§ Objective
Check each line below for the word "screenshot", and copy those that have it.

(Data items)
——

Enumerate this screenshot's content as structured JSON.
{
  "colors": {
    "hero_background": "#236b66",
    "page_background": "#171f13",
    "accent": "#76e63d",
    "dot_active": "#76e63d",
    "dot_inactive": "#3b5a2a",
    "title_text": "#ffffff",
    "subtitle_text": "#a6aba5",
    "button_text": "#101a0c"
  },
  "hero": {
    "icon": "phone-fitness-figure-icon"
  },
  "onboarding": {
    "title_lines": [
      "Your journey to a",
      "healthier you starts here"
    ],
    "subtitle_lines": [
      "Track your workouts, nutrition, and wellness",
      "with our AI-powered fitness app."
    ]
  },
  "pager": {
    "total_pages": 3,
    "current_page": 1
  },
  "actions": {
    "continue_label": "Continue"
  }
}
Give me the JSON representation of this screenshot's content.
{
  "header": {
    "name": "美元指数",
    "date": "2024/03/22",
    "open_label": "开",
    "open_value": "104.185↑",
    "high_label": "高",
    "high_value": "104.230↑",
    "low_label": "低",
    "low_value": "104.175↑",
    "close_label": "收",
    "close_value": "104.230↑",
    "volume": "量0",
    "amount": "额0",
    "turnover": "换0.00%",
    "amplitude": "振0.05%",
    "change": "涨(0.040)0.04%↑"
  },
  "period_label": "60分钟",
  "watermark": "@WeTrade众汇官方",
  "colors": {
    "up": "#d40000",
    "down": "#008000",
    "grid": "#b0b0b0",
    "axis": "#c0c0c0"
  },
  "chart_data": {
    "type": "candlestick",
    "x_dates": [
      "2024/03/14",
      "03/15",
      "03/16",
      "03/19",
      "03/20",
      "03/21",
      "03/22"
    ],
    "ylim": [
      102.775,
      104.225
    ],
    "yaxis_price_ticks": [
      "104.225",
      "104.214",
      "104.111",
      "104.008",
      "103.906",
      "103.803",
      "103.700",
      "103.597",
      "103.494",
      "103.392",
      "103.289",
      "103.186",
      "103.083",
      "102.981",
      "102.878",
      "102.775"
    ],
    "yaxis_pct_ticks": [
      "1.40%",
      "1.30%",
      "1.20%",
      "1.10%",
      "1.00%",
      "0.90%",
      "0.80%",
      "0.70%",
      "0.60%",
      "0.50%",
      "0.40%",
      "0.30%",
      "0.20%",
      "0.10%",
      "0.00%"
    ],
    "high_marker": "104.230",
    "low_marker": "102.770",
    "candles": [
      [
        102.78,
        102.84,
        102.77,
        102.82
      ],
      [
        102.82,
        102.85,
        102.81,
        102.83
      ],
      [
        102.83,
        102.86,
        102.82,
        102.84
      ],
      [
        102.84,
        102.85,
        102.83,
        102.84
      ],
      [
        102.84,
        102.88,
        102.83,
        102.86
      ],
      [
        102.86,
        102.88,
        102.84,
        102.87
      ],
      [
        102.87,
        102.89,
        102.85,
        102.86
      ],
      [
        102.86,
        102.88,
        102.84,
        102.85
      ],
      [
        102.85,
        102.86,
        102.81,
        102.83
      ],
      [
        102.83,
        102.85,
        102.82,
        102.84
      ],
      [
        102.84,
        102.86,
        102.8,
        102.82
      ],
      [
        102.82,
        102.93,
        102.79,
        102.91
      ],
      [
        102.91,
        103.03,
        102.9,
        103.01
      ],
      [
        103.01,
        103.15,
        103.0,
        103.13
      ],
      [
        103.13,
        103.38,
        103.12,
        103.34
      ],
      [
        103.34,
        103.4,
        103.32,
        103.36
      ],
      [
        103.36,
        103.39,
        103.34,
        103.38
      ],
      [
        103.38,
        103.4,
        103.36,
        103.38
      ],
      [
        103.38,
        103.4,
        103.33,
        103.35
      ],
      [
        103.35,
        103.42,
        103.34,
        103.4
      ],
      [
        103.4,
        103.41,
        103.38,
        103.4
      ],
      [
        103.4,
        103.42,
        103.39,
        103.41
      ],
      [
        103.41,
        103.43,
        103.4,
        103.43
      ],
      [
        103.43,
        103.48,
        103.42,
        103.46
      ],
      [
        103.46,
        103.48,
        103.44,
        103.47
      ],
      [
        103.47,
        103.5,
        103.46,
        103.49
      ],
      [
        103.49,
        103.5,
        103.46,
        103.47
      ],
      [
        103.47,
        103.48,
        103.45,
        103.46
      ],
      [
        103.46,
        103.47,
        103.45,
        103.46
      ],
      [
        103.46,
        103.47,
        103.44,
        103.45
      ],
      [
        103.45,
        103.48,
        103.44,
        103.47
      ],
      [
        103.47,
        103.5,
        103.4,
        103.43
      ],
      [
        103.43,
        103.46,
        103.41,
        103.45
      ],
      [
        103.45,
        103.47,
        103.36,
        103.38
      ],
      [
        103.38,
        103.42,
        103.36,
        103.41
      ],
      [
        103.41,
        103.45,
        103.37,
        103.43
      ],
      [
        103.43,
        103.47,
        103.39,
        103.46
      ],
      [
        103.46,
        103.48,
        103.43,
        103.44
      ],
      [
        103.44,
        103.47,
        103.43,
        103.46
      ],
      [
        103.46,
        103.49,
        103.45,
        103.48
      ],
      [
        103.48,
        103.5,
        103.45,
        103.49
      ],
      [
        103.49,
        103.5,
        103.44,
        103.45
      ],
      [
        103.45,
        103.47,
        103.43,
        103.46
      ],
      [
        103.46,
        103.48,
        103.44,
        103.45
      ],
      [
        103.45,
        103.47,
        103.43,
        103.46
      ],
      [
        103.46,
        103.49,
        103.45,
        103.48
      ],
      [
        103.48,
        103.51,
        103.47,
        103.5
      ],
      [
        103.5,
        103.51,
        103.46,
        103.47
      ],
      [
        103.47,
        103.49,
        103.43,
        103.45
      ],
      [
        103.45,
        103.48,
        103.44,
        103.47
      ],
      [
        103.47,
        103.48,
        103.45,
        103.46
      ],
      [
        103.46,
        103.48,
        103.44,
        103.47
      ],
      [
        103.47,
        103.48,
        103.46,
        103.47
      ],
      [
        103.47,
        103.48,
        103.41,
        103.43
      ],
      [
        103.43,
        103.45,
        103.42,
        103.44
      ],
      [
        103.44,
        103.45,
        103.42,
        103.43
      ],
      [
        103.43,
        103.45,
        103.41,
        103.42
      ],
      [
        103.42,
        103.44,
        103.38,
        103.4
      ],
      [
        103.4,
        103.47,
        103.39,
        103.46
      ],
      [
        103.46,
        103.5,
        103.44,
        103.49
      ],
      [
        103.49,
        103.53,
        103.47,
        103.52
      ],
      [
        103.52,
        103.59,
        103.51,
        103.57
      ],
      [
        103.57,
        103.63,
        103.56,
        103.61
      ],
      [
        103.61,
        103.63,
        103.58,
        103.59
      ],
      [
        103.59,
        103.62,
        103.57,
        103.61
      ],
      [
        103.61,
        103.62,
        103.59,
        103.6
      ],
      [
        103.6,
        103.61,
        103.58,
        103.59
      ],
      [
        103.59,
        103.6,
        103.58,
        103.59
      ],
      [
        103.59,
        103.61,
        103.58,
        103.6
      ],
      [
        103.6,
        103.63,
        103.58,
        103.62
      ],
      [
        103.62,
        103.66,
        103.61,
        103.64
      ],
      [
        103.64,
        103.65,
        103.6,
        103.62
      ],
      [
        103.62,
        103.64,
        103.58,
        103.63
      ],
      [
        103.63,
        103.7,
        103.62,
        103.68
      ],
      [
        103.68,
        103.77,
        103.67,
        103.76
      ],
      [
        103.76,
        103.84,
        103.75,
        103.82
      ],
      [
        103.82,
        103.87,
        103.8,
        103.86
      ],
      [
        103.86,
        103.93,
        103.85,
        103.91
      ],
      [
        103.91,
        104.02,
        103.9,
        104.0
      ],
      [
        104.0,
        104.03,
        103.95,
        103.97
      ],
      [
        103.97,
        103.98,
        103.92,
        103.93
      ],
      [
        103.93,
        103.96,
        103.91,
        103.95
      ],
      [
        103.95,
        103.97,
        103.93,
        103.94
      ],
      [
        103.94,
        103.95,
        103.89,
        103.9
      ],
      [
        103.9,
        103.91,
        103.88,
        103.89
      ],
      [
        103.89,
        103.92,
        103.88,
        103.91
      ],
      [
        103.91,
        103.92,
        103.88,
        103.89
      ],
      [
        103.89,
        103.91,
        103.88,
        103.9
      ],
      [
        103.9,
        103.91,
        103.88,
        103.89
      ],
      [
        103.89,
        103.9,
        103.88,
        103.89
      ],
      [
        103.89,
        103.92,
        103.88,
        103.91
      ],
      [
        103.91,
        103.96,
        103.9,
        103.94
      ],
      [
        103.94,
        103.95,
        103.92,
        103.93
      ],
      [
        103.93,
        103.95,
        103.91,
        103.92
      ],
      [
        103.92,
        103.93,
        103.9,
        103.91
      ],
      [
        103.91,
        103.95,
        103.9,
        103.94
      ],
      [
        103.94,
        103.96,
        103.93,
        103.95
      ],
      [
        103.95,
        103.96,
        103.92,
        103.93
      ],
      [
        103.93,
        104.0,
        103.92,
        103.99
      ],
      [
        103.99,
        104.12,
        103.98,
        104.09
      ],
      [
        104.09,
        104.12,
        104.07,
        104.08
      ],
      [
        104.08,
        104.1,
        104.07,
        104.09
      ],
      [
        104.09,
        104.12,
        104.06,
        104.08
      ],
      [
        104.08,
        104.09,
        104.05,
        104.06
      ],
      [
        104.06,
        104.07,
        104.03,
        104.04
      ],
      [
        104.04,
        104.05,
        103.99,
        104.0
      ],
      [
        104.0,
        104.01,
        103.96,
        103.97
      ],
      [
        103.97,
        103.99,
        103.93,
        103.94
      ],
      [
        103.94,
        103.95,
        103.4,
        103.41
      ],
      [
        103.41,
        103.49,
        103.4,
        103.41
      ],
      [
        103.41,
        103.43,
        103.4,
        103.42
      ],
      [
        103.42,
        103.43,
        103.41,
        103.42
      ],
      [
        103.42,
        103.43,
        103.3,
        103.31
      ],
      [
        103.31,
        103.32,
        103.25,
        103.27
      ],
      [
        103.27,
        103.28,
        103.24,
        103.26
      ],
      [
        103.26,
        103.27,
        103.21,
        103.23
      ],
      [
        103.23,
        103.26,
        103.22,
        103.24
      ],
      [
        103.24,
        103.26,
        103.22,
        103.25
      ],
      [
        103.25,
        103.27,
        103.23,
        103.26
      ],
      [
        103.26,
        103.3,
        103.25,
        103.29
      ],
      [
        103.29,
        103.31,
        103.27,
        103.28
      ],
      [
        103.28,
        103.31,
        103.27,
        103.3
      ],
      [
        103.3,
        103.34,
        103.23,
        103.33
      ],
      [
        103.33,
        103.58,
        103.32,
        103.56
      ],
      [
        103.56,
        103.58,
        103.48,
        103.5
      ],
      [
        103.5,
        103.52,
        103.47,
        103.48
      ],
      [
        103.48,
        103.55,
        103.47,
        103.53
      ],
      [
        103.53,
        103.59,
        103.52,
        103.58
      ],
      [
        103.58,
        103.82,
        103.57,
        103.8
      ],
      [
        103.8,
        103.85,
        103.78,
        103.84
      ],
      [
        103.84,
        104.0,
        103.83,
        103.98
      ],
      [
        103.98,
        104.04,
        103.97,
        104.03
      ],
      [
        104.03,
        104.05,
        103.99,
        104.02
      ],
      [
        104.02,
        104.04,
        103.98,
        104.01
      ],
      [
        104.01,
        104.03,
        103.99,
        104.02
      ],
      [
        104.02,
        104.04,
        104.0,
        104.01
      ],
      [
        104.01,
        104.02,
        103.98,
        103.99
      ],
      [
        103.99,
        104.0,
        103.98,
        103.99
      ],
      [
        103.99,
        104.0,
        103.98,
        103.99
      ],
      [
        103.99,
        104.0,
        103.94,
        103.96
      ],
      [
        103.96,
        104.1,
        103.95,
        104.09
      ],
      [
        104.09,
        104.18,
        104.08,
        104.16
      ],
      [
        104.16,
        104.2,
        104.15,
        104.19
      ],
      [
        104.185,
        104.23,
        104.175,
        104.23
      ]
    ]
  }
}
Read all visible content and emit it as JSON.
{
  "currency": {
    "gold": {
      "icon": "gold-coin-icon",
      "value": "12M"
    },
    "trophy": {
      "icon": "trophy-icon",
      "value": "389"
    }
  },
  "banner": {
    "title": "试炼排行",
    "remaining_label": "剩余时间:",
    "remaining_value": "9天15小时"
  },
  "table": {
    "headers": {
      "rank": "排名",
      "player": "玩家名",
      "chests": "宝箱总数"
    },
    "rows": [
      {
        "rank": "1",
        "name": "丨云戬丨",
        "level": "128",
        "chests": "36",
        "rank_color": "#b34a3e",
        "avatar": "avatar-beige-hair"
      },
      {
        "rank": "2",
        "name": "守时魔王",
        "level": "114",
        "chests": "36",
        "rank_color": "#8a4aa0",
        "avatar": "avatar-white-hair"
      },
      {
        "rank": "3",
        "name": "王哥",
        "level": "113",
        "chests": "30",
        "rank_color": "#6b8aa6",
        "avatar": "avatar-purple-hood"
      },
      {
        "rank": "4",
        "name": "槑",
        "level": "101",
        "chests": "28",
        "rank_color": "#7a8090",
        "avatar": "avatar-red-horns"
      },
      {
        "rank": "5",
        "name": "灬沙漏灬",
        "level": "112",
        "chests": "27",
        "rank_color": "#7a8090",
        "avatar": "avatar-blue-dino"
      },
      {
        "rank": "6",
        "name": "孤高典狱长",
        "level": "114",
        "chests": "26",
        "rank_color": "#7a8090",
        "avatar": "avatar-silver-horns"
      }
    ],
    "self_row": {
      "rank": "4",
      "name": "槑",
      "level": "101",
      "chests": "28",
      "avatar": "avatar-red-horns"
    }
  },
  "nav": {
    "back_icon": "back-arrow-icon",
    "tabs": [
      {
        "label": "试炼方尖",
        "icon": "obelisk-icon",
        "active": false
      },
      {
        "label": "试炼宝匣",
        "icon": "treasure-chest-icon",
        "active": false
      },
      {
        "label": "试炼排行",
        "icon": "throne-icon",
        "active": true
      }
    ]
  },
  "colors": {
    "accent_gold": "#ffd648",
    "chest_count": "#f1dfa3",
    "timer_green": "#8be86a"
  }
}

——

§ Response to this exercise
Enumerate this screenshot's content as structured JSON.
Give me the JSON representation of this screenshot's content.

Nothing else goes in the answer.